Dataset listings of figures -
::::::::

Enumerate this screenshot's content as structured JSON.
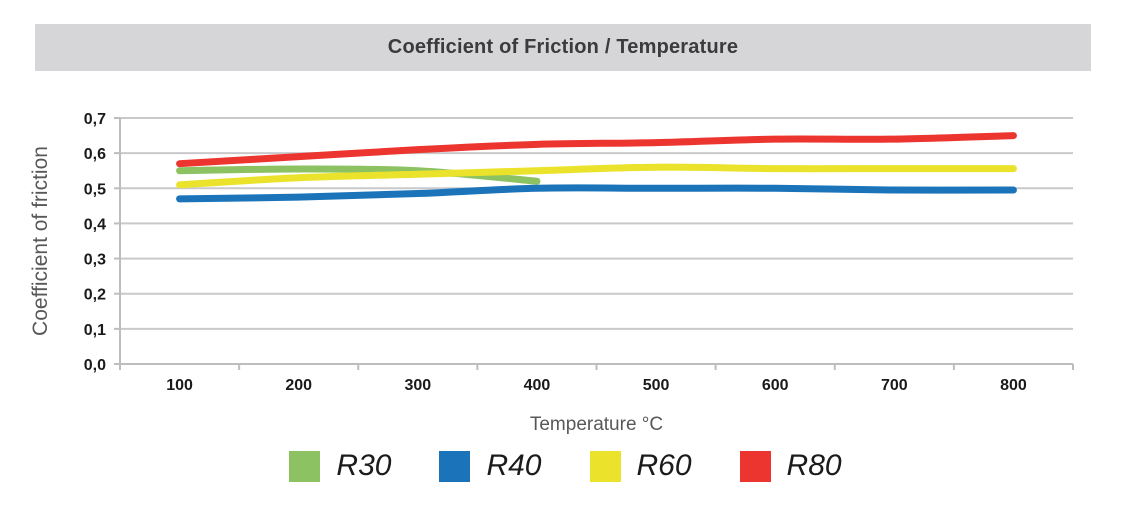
{
  "chart_data": {
    "type": "line",
    "title": "Coefficient of Friction / Temperature",
    "xlabel": "Temperature °C",
    "ylabel": "Coefficient of friction",
    "categories": [
      100,
      200,
      300,
      400,
      500,
      600,
      700,
      800
    ],
    "x_tick_labels": [
      "100",
      "200",
      "300",
      "400",
      "500",
      "600",
      "700",
      "800"
    ],
    "y_ticks": [
      "0,0",
      "0,1",
      "0,2",
      "0,3",
      "0,4",
      "0,5",
      "0,6",
      "0,7"
    ],
    "y_step": 0.1,
    "ylim": [
      0,
      0.7
    ],
    "decimal_separator": ",",
    "grid": "horizontal",
    "line_style": "smooth",
    "legend_position": "bottom",
    "series": [
      {
        "name": "R30",
        "color": "#8DC262",
        "values": [
          0.55,
          0.555,
          0.55,
          0.52
        ]
      },
      {
        "name": "R40",
        "color": "#1B74BA",
        "values": [
          0.47,
          0.475,
          0.485,
          0.5,
          0.5,
          0.5,
          0.495,
          0.495
        ]
      },
      {
        "name": "R60",
        "color": "#EBE32B",
        "values": [
          0.51,
          0.53,
          0.54,
          0.55,
          0.56,
          0.556,
          0.556,
          0.556
        ]
      },
      {
        "name": "R80",
        "color": "#ED3530",
        "values": [
          0.57,
          0.59,
          0.61,
          0.625,
          0.63,
          0.64,
          0.64,
          0.65
        ]
      }
    ],
    "colors": {
      "grid": "#C9C9CB",
      "axis": "#BDBDBF",
      "tick_text": "#1A1A1A",
      "axis_title_text": "#58585A",
      "title_text": "#3B3B3D",
      "title_band_bg": "#D6D6D8"
    }
  }
}
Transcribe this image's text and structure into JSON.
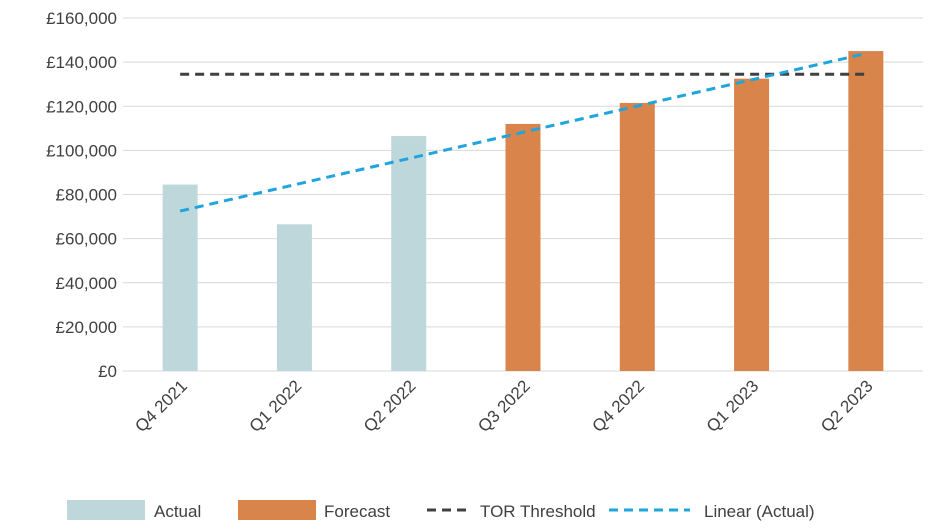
{
  "chart_data": {
    "type": "bar",
    "title": "",
    "xlabel": "",
    "ylabel": "",
    "ylim": [
      0,
      160000
    ],
    "y_tick_step": 20000,
    "y_tick_labels": [
      "£0",
      "£20,000",
      "£40,000",
      "£60,000",
      "£80,000",
      "£100,000",
      "£120,000",
      "£140,000",
      "£160,000"
    ],
    "categories": [
      "Q4 2021",
      "Q1 2022",
      "Q2 2022",
      "Q3 2022",
      "Q4 2022",
      "Q1 2023",
      "Q2 2023"
    ],
    "series": [
      {
        "name": "Actual",
        "kind": "bar",
        "color": "#bed7db",
        "values": [
          84500,
          66500,
          106500,
          null,
          null,
          null,
          null
        ]
      },
      {
        "name": "Forecast",
        "kind": "bar",
        "color": "#d9844a",
        "values": [
          null,
          null,
          null,
          112000,
          121500,
          132500,
          145000
        ]
      },
      {
        "name": "TOR Threshold",
        "kind": "line",
        "style": "dashed",
        "color": "#404040",
        "values": [
          134500,
          134500,
          134500,
          134500,
          134500,
          134500,
          134500
        ]
      },
      {
        "name": "Linear (Actual)",
        "kind": "line",
        "style": "dashed",
        "color": "#1ea5dd",
        "values": [
          72500,
          84400,
          96300,
          108200,
          120100,
          132000,
          143900
        ]
      }
    ],
    "grid": true,
    "legend_position": "bottom",
    "legend": [
      "Actual",
      "Forecast",
      "TOR Threshold",
      "Linear (Actual)"
    ]
  }
}
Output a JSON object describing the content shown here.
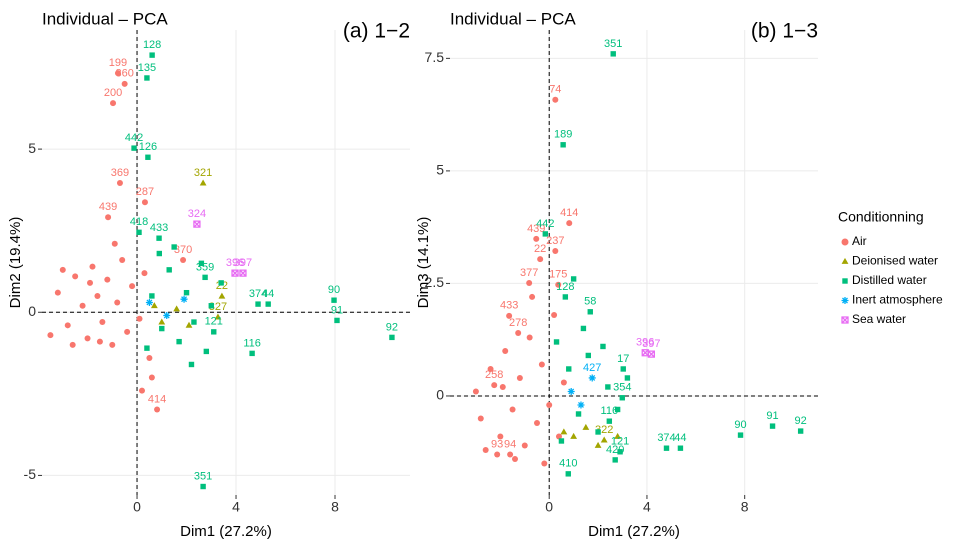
{
  "chart_data": [
    {
      "type": "scatter",
      "title": "Individual – PCA",
      "subtitle": "(a) 1−2",
      "x_label": "Dim1 (27.2%)",
      "y_label": "Dim2 (19.4%)",
      "xlim": [
        -3.84,
        11.03
      ],
      "ylim": [
        -5.6,
        8.65
      ],
      "xticks": [
        0,
        4,
        8
      ],
      "yticks": [
        -5,
        0,
        5
      ],
      "grid": true,
      "legend_title": "Conditionning",
      "legend": "right",
      "series": [
        {
          "name": "Air",
          "color": "#F8766D",
          "shape": "circle",
          "x": [
            -0.77,
            -0.5,
            -0.97,
            -0.69,
            0.32,
            -1.17,
            1.86,
            0.81,
            -3.2,
            -2.8,
            -2.5,
            -2.2,
            -2.0,
            -1.8,
            -1.6,
            -1.4,
            -1.2,
            -1.0,
            -0.8,
            -0.6,
            -0.4,
            -0.2,
            0.1,
            0.3,
            0.5,
            -3.5,
            -2.6,
            -1.9,
            -0.9,
            0.6,
            0.2,
            -1.5,
            -3.0
          ],
          "values": [
            7.33,
            7.0,
            6.41,
            3.96,
            3.37,
            2.91,
            1.6,
            -2.98,
            0.6,
            -0.4,
            1.1,
            0.2,
            -0.8,
            1.4,
            0.5,
            -0.3,
            1.0,
            -1.0,
            0.3,
            1.6,
            -0.6,
            0.8,
            -0.2,
            1.2,
            -1.4,
            -0.7,
            -1.0,
            0.9,
            2.1,
            -2.0,
            -2.4,
            -0.9,
            1.3
          ],
          "labels": [
            "199",
            "360",
            "200",
            "369",
            "287",
            "439",
            "370",
            "414",
            null,
            null,
            null,
            null,
            null,
            null,
            null,
            null,
            null,
            null,
            null,
            null,
            null,
            null,
            null,
            null,
            null,
            null,
            null,
            null,
            null,
            null,
            null,
            null,
            null
          ]
        },
        {
          "name": "Deionised water",
          "color": "#A3A500",
          "shape": "triangle",
          "x": [
            2.67,
            3.43,
            3.27,
            1.0,
            1.6,
            2.1,
            0.7
          ],
          "values": [
            3.96,
            0.49,
            -0.15,
            -0.3,
            0.1,
            -0.4,
            0.2
          ],
          "labels": [
            "321",
            "22",
            "327",
            null,
            null,
            null,
            null
          ]
        },
        {
          "name": "Distilled water",
          "color": "#00BF7D",
          "shape": "square",
          "x": [
            0.61,
            0.4,
            -0.12,
            0.44,
            0.89,
            4.89,
            5.3,
            7.96,
            8.08,
            10.3,
            4.65,
            2.67,
            0.08,
            2.75,
            3.1,
            0.6,
            1.0,
            1.3,
            1.7,
            2.0,
            2.3,
            2.6,
            3.0,
            0.4,
            1.5,
            2.8,
            3.4,
            0.9,
            2.2
          ],
          "values": [
            7.88,
            7.18,
            5.03,
            4.75,
            2.27,
            0.25,
            0.25,
            0.37,
            -0.25,
            -0.77,
            -1.26,
            -5.34,
            2.45,
            1.07,
            -0.6,
            0.5,
            -0.5,
            1.3,
            -0.9,
            0.6,
            -0.3,
            1.5,
            0.2,
            -1.1,
            2.0,
            -1.2,
            0.9,
            1.8,
            -1.6
          ],
          "labels": [
            "128",
            "135",
            "442",
            "126",
            "433",
            "374",
            "44",
            "90",
            "91",
            "92",
            "116",
            "351",
            "418",
            "359",
            "121",
            null,
            null,
            null,
            null,
            null,
            null,
            null,
            null,
            null,
            null,
            null,
            null,
            null,
            null
          ]
        },
        {
          "name": "Inert atmosphere",
          "color": "#00B0F6",
          "shape": "plus",
          "x": [
            0.5,
            1.2,
            1.9
          ],
          "values": [
            0.3,
            -0.1,
            0.4
          ],
          "labels": [
            null,
            null,
            null
          ]
        },
        {
          "name": "Sea water",
          "color": "#E76BF3",
          "shape": "boxx",
          "x": [
            2.42,
            3.96,
            4.28
          ],
          "values": [
            2.7,
            1.2,
            1.2
          ],
          "labels": [
            "324",
            "396",
            "397"
          ]
        }
      ]
    },
    {
      "type": "scatter",
      "title": "Individual – PCA",
      "subtitle": "(b) 1−3",
      "x_label": "Dim1 (27.2%)",
      "y_label": "Dim3 (14.1%)",
      "xlim": [
        -4.06,
        11.0
      ],
      "ylim": [
        -2.2,
        8.13
      ],
      "xticks": [
        0,
        4,
        8
      ],
      "yticks": [
        0,
        2.5,
        5,
        7.5
      ],
      "grid": true,
      "series": [
        {
          "name": "Air",
          "color": "#F8766D",
          "shape": "circle",
          "x": [
            0.25,
            0.82,
            -0.53,
            0.25,
            -0.37,
            0.37,
            -0.82,
            -1.27,
            -1.64,
            -2.13,
            -1.6,
            -2.25,
            -2.8,
            -2.4,
            -2.0,
            -1.8,
            -1.5,
            -1.2,
            -1.0,
            -0.8,
            -0.5,
            -0.3,
            0.0,
            0.2,
            0.4,
            -1.9,
            -2.6,
            -0.7,
            0.6,
            -1.4,
            -0.2,
            -3.0
          ],
          "values": [
            6.58,
            3.84,
            3.49,
            3.22,
            3.04,
            2.47,
            2.51,
            1.4,
            1.78,
            -1.3,
            -1.3,
            0.24,
            -0.5,
            0.6,
            -0.9,
            1.0,
            -0.3,
            0.4,
            -1.1,
            1.3,
            -0.6,
            0.7,
            -0.2,
            1.8,
            -0.9,
            0.2,
            -1.2,
            2.2,
            0.3,
            -1.4,
            -1.5,
            0.1
          ],
          "labels": [
            "74",
            "414",
            "439",
            "237",
            "22",
            "175",
            "377",
            "278",
            "433",
            "93",
            "94",
            "258",
            null,
            null,
            null,
            null,
            null,
            null,
            null,
            null,
            null,
            null,
            null,
            null,
            null,
            null,
            null,
            null,
            null,
            null,
            null,
            null
          ]
        },
        {
          "name": "Deionised water",
          "color": "#A3A500",
          "shape": "triangle",
          "x": [
            2.25,
            1.0,
            1.5,
            2.0,
            0.6,
            2.8
          ],
          "values": [
            -0.98,
            -0.9,
            -0.7,
            -1.1,
            -0.8,
            -0.9
          ],
          "labels": [
            "322",
            null,
            null,
            null,
            null,
            null
          ]
        },
        {
          "name": "Distilled water",
          "color": "#00BF7D",
          "shape": "square",
          "x": [
            2.62,
            0.57,
            -0.16,
            9.14,
            7.83,
            10.29,
            4.8,
            5.37,
            2.7,
            0.78,
            2.99,
            3.03,
            2.46,
            2.9,
            1.68,
            0.66,
            0.8,
            1.2,
            1.6,
            2.0,
            2.4,
            0.5,
            1.4,
            2.8,
            3.2,
            1.0,
            0.3,
            2.2
          ],
          "values": [
            7.6,
            5.58,
            3.6,
            -0.67,
            -0.87,
            -0.78,
            -1.16,
            -1.16,
            -1.42,
            -1.73,
            -0.04,
            0.6,
            -0.56,
            -1.24,
            1.87,
            2.2,
            0.6,
            -0.4,
            0.9,
            -0.8,
            0.2,
            -1.0,
            1.5,
            -0.3,
            0.4,
            2.6,
            1.2,
            1.1
          ],
          "labels": [
            "351",
            "189",
            "442",
            "91",
            "90",
            "92",
            "374",
            "44",
            "420",
            "410",
            "354",
            "17",
            "116",
            "121",
            "58",
            "128",
            null,
            null,
            null,
            null,
            null,
            null,
            null,
            null,
            null,
            null,
            null,
            null
          ]
        },
        {
          "name": "Inert atmosphere",
          "color": "#00B0F6",
          "shape": "plus",
          "x": [
            1.76,
            0.9,
            1.3
          ],
          "values": [
            0.4,
            0.1,
            -0.2
          ],
          "labels": [
            "427",
            null,
            null
          ]
        },
        {
          "name": "Sea water",
          "color": "#E76BF3",
          "shape": "boxx",
          "x": [
            3.93,
            4.18
          ],
          "values": [
            0.96,
            0.93
          ],
          "labels": [
            "396",
            "397"
          ]
        }
      ]
    }
  ]
}
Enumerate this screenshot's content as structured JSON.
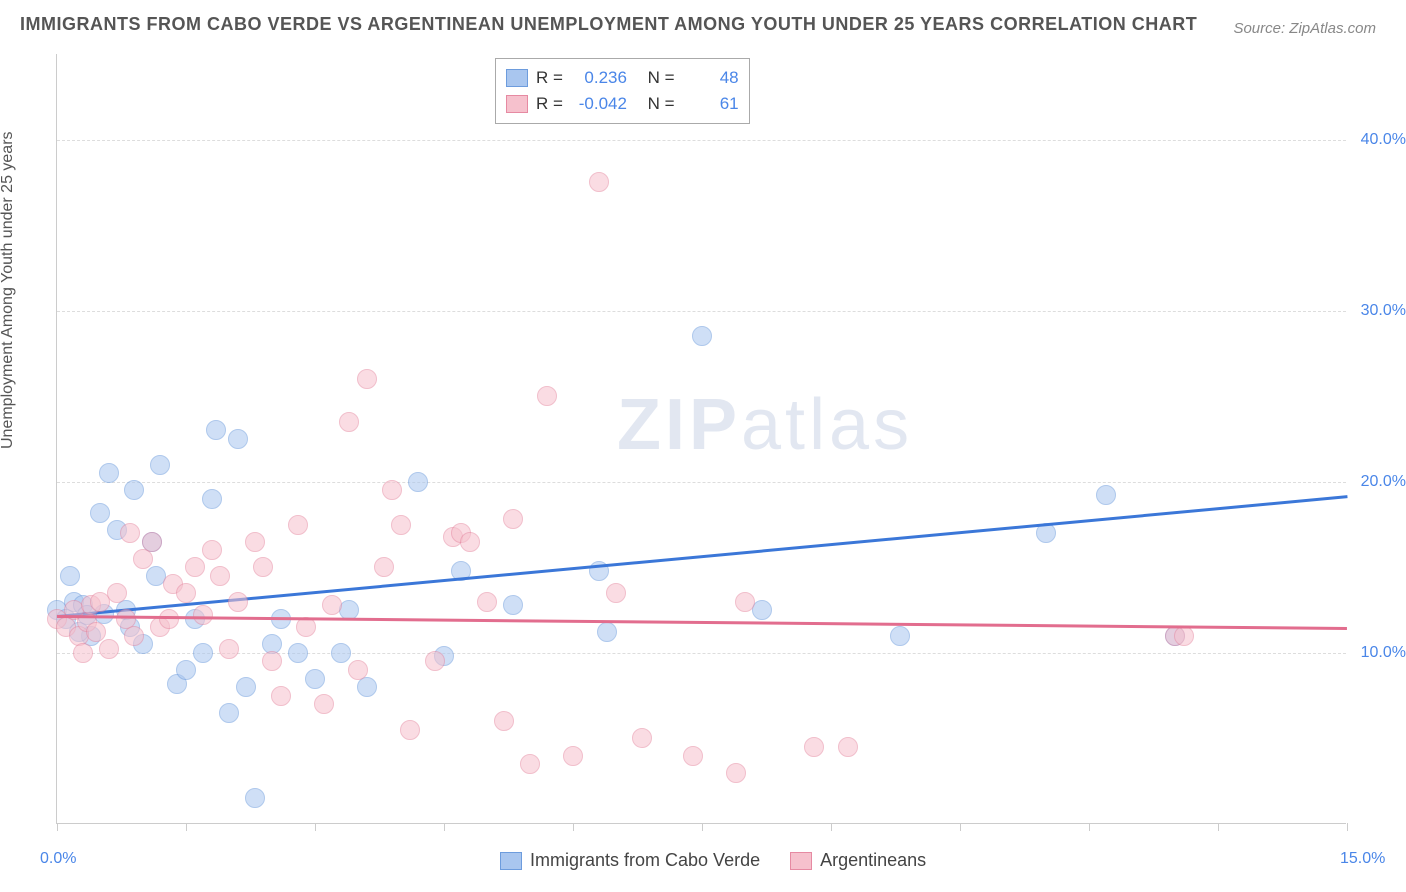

::::::::

Problem details - In the listing above, find the lines holding the word "grid" and copy them.

The completed task -
    "grid": "horizontal",
      "grid": "#C9C9CB",
    "grid": true,
      "grid": true,
      "grid": true,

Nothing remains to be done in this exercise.